- **EXERCISE**: Say how many lines of the material below contain the word "Palmers", with no other words.

(A run of records)
/---
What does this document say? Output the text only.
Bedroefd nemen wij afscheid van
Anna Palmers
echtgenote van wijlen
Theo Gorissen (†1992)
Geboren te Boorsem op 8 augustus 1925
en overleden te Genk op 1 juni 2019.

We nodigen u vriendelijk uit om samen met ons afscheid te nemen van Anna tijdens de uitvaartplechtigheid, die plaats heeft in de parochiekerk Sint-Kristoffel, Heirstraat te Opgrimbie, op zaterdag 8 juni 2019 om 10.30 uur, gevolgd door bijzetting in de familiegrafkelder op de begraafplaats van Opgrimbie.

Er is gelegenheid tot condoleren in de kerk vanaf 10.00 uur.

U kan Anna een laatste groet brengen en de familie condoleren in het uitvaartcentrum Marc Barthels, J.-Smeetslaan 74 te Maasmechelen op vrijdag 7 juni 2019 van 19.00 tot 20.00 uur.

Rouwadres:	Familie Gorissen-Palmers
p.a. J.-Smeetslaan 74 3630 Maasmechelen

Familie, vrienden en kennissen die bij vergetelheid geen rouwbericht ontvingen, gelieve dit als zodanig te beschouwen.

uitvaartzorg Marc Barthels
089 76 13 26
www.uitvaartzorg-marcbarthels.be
\---
- **OUTPUT OF THE TASK**: 2